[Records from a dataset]
----
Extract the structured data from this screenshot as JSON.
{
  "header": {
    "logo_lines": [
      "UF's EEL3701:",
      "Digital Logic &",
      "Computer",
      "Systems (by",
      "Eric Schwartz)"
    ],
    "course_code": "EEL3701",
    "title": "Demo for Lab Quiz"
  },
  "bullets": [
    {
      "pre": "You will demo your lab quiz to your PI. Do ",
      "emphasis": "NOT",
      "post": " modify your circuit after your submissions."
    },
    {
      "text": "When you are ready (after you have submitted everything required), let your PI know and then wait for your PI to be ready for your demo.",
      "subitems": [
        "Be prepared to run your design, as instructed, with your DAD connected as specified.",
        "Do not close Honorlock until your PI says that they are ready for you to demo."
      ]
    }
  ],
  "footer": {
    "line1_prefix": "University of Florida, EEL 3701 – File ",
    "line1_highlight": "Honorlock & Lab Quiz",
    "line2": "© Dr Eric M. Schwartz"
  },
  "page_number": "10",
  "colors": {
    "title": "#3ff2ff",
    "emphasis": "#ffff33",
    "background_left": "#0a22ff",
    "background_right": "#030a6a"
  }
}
----
Quote all the records exactly, please, leaving none out.

Extract the structured data from this screenshot as JSON.
{
  "header": {
    "logo_lines": [
      "UF's EEL3701:",
      "Digital Logic &",
      "Computer",
      "Systems (by",
      "Eric Schwartz)"
    ],
    "course_code": "EEL3701",
    "title": "Demo for Lab Quiz"
  },
  "bullets": [
    {
      "pre": "You will demo your lab quiz to your PI. Do ",
      "emphasis": "NOT",
      "post": " modify your circuit after your submissions."
    },
    {
      "text": "When you are ready (after you have submitted everything required), let your PI know and then wait for your PI to be ready for your demo.",
      "subitems": [
        "Be prepared to run your design, as instructed, with your DAD connected as specified.",
        "Do not close Honorlock until your PI says that they are ready for you to demo."
      ]
    }
  ],
  "footer": {
    "line1_prefix": "University of Florida, EEL 3701 – File ",
    "line1_highlight": "Honorlock & Lab Quiz",
    "line2": "© Dr Eric M. Schwartz"
  },
  "page_number": "10",
  "colors": {
    "title": "#3ff2ff",
    "emphasis": "#ffff33",
    "background_left": "#0a22ff",
    "background_right": "#030a6a"
  }
}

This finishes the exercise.